Collected data entries:
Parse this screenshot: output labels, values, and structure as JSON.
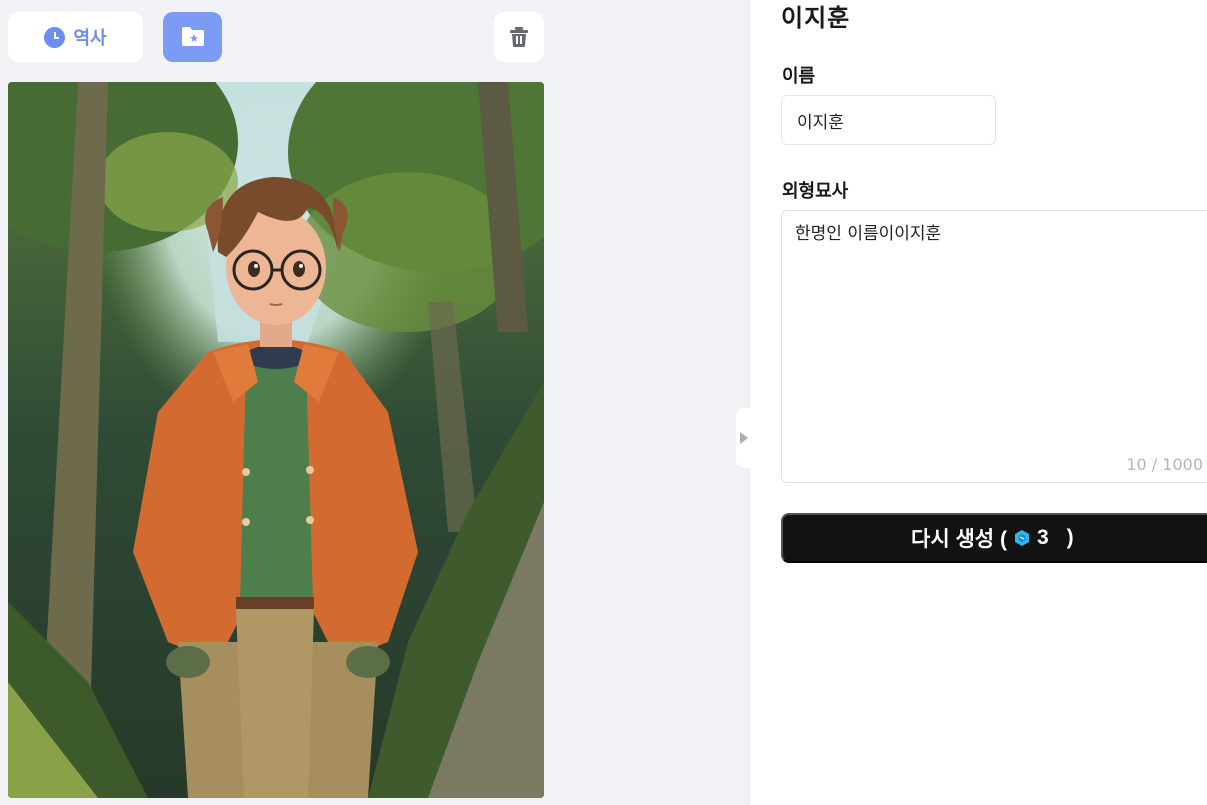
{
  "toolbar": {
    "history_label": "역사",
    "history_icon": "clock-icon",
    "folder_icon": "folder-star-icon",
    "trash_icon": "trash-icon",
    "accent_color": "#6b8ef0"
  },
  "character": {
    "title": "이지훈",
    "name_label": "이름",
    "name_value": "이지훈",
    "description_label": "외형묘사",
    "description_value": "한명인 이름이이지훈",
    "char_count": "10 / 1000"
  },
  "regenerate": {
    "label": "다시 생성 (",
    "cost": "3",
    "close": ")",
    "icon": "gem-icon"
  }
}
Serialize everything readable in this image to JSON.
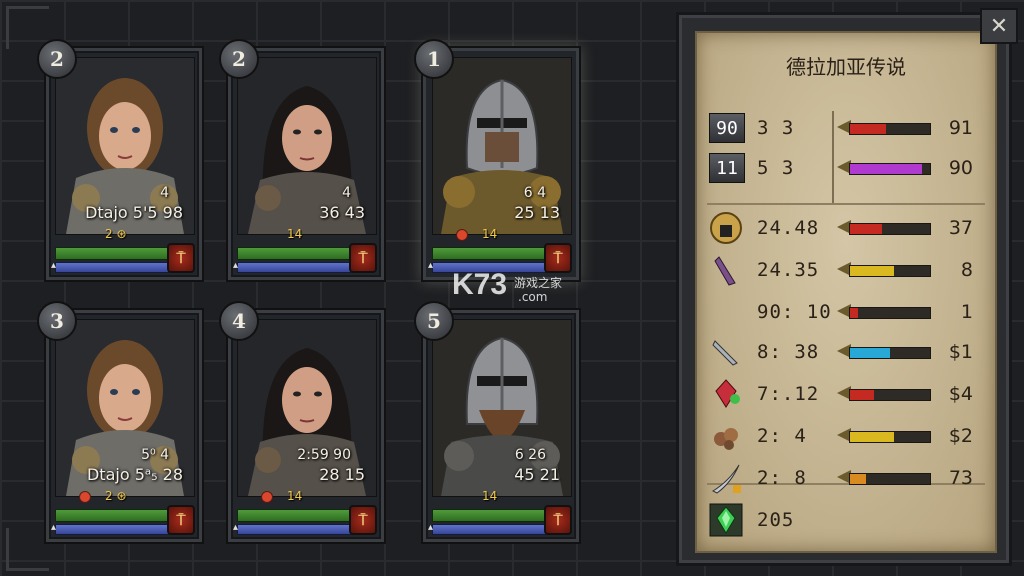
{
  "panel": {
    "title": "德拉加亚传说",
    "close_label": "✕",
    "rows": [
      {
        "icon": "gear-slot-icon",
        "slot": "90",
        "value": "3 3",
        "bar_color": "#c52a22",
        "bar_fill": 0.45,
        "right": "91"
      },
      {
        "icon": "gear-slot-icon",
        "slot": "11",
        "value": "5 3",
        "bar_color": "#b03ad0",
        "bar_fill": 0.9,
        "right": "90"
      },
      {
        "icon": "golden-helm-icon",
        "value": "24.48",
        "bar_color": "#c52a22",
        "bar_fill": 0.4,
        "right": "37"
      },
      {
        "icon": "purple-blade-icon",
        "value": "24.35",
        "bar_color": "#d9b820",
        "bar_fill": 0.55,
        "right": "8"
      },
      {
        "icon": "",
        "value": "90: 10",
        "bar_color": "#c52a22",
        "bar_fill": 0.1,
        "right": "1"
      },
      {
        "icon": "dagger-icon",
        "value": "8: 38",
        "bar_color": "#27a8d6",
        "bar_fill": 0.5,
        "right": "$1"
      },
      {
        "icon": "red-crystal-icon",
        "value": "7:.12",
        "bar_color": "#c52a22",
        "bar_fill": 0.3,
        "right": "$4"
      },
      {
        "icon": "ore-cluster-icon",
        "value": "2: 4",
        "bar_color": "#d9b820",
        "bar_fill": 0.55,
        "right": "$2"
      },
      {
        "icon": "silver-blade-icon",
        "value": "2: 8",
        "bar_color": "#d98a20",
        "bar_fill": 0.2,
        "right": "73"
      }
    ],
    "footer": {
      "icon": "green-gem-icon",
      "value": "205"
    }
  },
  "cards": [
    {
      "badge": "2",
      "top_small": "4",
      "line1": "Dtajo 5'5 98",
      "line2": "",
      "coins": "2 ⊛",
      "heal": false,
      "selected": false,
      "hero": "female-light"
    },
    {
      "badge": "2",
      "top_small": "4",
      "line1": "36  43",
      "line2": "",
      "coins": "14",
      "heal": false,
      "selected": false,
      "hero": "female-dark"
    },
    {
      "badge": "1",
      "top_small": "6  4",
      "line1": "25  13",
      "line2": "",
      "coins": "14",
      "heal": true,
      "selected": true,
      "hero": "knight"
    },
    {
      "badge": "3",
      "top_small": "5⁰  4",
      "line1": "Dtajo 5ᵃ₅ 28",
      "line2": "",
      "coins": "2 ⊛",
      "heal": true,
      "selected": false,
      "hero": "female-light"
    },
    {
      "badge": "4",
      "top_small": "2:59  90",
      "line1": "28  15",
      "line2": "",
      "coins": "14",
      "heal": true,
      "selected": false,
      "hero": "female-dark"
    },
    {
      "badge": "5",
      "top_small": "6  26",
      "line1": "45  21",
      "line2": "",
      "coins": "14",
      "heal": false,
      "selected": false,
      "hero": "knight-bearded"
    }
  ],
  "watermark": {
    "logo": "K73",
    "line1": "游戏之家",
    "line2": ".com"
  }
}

**Exercise directions:** Quote every line word for word and keep the images out of the copy.

**The solution:**
Parse this screenshot: output labels, values, and structure as JSON.
{
  "toolbar": {
    "history_label": "역사",
    "history_icon": "clock-icon",
    "folder_icon": "folder-star-icon",
    "trash_icon": "trash-icon",
    "accent_color": "#6b8ef0"
  },
  "character": {
    "title": "이지훈",
    "name_label": "이름",
    "name_value": "이지훈",
    "description_label": "외형묘사",
    "description_value": "한명인 이름이이지훈",
    "char_count": "10 / 1000"
  },
  "regenerate": {
    "label": "다시 생성 (",
    "cost": "3",
    "close": ")",
    "icon": "gem-icon"
  }
}
Serialize everything readable in this image to JSON.
{
  "panel": {
    "title": "德拉加亚传说",
    "close_label": "✕",
    "rows": [
      {
        "icon": "gear-slot-icon",
        "slot": "90",
        "value": "3 3",
        "bar_color": "#c52a22",
        "bar_fill": 0.45,
        "right": "91"
      },
      {
        "icon": "gear-slot-icon",
        "slot": "11",
        "value": "5 3",
        "bar_color": "#b03ad0",
        "bar_fill": 0.9,
        "right": "90"
      },
      {
        "icon": "golden-helm-icon",
        "value": "24.48",
        "bar_color": "#c52a22",
        "bar_fill": 0.4,
        "right": "37"
      },
      {
        "icon": "purple-blade-icon",
        "value": "24.35",
        "bar_color": "#d9b820",
        "bar_fill": 0.55,
        "right": "8"
      },
      {
        "icon": "",
        "value": "90: 10",
        "bar_color": "#c52a22",
        "bar_fill": 0.1,
        "right": "1"
      },
      {
        "icon": "dagger-icon",
        "value": "8: 38",
        "bar_color": "#27a8d6",
        "bar_fill": 0.5,
        "right": "$1"
      },
      {
        "icon": "red-crystal-icon",
        "value": "7:.12",
        "bar_color": "#c52a22",
        "bar_fill": 0.3,
        "right": "$4"
      },
      {
        "icon": "ore-cluster-icon",
        "value": "2: 4",
        "bar_color": "#d9b820",
        "bar_fill": 0.55,
        "right": "$2"
      },
      {
        "icon": "silver-blade-icon",
        "value": "2: 8",
        "bar_color": "#d98a20",
        "bar_fill": 0.2,
        "right": "73"
      }
    ],
    "footer": {
      "icon": "green-gem-icon",
      "value": "205"
    }
  },
  "cards": [
    {
      "badge": "2",
      "top_small": "4",
      "line1": "Dtajo 5'5 98",
      "line2": "",
      "coins": "2 ⊛",
      "heal": false,
      "selected": false,
      "hero": "female-light"
    },
    {
      "badge": "2",
      "top_small": "4",
      "line1": "36  43",
      "line2": "",
      "coins": "14",
      "heal": false,
      "selected": false,
      "hero": "female-dark"
    },
    {
      "badge": "1",
      "top_small": "6  4",
      "line1": "25  13",
      "line2": "",
      "coins": "14",
      "heal": true,
      "selected": true,
      "hero": "knight"
    },
    {
      "badge": "3",
      "top_small": "5⁰  4",
      "line1": "Dtajo 5ᵃ₅ 28",
      "line2": "",
      "coins": "2 ⊛",
      "heal": true,
      "selected": false,
      "hero": "female-light"
    },
    {
      "badge": "4",
      "top_small": "2:59  90",
      "line1": "28  15",
      "line2": "",
      "coins": "14",
      "heal": true,
      "selected": false,
      "hero": "female-dark"
    },
    {
      "badge": "5",
      "top_small": "6  26",
      "line1": "45  21",
      "line2": "",
      "coins": "14",
      "heal": false,
      "selected": false,
      "hero": "knight-bearded"
    }
  ],
  "watermark": {
    "logo": "K73",
    "line1": "游戏之家",
    "line2": ".com"
  }
}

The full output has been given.